━━━━━ Raw records

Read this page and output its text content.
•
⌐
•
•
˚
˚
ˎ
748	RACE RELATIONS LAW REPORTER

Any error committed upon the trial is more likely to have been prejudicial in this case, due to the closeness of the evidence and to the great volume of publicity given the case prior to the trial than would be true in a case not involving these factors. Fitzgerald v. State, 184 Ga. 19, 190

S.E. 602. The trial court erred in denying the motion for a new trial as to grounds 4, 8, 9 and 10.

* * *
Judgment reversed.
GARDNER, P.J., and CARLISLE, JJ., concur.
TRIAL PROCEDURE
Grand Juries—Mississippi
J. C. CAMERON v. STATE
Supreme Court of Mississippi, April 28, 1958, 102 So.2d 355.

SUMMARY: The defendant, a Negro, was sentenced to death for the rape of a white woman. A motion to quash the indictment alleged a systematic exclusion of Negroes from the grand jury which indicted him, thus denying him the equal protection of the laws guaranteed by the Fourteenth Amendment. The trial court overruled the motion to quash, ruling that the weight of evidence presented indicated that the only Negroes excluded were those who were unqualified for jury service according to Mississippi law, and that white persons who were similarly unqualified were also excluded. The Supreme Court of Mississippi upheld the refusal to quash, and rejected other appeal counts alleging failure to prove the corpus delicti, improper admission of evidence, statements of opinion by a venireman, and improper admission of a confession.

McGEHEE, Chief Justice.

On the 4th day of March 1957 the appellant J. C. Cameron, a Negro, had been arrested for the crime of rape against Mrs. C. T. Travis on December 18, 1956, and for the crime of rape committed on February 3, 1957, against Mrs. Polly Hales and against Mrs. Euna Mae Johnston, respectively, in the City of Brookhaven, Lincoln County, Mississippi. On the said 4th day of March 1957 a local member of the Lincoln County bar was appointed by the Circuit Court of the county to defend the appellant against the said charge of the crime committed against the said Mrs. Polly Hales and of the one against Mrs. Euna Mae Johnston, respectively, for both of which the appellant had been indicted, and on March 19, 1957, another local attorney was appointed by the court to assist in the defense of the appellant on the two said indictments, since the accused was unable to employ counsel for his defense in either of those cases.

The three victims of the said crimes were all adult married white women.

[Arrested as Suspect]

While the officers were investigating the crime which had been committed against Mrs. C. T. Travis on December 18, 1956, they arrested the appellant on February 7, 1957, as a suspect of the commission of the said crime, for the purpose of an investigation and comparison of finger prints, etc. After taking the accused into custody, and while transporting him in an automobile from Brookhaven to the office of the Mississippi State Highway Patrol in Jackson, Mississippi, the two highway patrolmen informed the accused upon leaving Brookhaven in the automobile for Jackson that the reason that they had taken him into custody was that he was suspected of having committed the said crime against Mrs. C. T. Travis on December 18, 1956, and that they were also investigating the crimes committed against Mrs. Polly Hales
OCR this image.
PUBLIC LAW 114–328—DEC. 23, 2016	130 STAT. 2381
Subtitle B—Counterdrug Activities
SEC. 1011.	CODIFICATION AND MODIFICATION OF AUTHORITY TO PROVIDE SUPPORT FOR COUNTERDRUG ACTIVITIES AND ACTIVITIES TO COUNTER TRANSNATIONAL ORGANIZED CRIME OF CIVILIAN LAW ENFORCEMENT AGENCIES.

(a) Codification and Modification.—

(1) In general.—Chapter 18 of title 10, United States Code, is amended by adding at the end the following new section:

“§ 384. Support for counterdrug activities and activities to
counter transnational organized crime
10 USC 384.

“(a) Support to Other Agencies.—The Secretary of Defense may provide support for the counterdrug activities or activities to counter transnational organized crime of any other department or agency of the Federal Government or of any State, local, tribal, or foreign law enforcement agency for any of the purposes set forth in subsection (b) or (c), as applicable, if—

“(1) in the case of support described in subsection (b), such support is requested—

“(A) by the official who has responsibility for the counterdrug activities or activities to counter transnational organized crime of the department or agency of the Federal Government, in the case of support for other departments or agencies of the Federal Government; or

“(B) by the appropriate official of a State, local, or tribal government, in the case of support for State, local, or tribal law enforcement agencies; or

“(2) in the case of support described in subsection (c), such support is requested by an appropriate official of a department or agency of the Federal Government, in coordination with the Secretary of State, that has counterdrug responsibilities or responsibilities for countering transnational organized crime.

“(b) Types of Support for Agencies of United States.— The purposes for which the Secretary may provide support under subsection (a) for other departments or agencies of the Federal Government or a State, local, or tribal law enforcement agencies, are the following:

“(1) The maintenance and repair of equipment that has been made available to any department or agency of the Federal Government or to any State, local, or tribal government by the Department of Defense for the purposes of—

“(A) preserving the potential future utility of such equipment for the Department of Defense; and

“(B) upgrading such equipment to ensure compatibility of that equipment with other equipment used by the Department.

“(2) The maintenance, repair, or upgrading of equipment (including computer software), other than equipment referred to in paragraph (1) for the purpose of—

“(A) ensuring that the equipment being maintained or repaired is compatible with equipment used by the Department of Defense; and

━━━━━━━━━━

Exercise
Pull out every line of the entries that includes the word "maintenance".

Written solution
“(1) The maintenance and repair of equipment that has been made available to any department or agency of the Federal Government or to any State, local, or tribal government by the Department of Defense for the purposes of—
“(2) The maintenance, repair, or upgrading of equipment (including computer software), other than equipment referred to in paragraph (1) for the purpose of—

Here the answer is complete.